Copy the material that follows word for word and omit its pictures.

(Records from a collection)
━━━━━━━━━━━━━━━━
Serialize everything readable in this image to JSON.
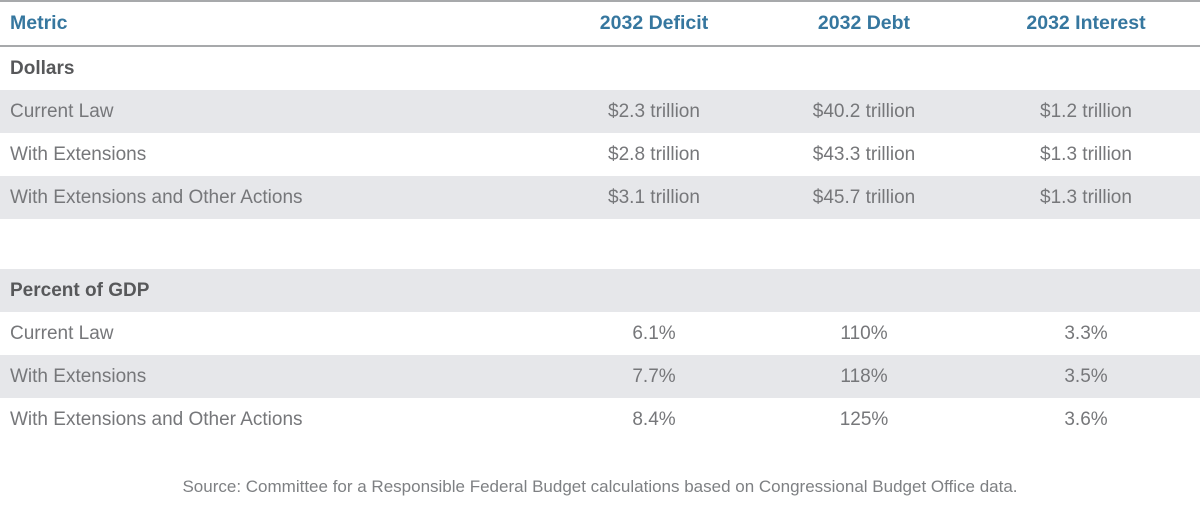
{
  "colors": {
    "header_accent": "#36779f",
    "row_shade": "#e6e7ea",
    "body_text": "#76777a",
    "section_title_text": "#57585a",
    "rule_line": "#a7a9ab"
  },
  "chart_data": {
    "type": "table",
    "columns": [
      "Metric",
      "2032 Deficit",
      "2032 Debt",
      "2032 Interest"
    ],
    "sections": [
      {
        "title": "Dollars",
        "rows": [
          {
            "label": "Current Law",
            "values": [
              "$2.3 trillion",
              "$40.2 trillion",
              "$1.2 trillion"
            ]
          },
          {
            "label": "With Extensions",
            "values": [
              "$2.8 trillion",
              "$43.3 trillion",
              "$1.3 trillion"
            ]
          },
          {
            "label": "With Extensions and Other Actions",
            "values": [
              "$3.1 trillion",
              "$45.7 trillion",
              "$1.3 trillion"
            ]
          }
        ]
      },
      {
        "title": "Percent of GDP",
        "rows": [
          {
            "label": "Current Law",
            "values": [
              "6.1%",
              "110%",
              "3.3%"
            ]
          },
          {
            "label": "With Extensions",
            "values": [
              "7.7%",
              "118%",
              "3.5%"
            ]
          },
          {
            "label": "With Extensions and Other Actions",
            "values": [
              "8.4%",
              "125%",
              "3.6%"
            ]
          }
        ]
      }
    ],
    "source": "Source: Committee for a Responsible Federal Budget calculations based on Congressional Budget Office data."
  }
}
━━━━━━━━━━━━━━━━
• Answer to this exercise:
Serialize everything readable in this image to JSON.
{
  "colors": {
    "header_accent": "#36779f",
    "row_shade": "#e6e7ea",
    "body_text": "#76777a",
    "section_title_text": "#57585a",
    "rule_line": "#a7a9ab"
  },
  "chart_data": {
    "type": "table",
    "columns": [
      "Metric",
      "2032 Deficit",
      "2032 Debt",
      "2032 Interest"
    ],
    "sections": [
      {
        "title": "Dollars",
        "rows": [
          {
            "label": "Current Law",
            "values": [
              "$2.3 trillion",
              "$40.2 trillion",
              "$1.2 trillion"
            ]
          },
          {
            "label": "With Extensions",
            "values": [
              "$2.8 trillion",
              "$43.3 trillion",
              "$1.3 trillion"
            ]
          },
          {
            "label": "With Extensions and Other Actions",
            "values": [
              "$3.1 trillion",
              "$45.7 trillion",
              "$1.3 trillion"
            ]
          }
        ]
      },
      {
        "title": "Percent of GDP",
        "rows": [
          {
            "label": "Current Law",
            "values": [
              "6.1%",
              "110%",
              "3.3%"
            ]
          },
          {
            "label": "With Extensions",
            "values": [
              "7.7%",
              "118%",
              "3.5%"
            ]
          },
          {
            "label": "With Extensions and Other Actions",
            "values": [
              "8.4%",
              "125%",
              "3.6%"
            ]
          }
        ]
      }
    ],
    "source": "Source: Committee for a Responsible Federal Budget calculations based on Congressional Budget Office data."
  }
}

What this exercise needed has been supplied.